• Goal
Make an exact copy of all the records.

• Available records
------------------------------------------------

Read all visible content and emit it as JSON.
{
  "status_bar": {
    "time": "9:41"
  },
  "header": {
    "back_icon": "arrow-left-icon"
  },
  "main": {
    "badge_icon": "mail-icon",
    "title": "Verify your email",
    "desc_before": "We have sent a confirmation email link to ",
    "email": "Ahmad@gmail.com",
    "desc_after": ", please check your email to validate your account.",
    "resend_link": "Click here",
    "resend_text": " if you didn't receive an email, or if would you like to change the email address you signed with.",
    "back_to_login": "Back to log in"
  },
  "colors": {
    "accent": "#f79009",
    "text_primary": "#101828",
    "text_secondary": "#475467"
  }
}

------------------------------------------------

• Result for this exercise
Read all visible content and emit it as JSON.
{
  "status_bar": {
    "time": "9:41"
  },
  "header": {
    "back_icon": "arrow-left-icon"
  },
  "main": {
    "badge_icon": "mail-icon",
    "title": "Verify your email",
    "desc_before": "We have sent a confirmation email link to ",
    "email": "Ahmad@gmail.com",
    "desc_after": ", please check your email to validate your account.",
    "resend_link": "Click here",
    "resend_text": " if you didn't receive an email, or if would you like to change the email address you signed with.",
    "back_to_login": "Back to log in"
  },
  "colors": {
    "accent": "#f79009",
    "text_primary": "#101828",
    "text_secondary": "#475467"
  }
}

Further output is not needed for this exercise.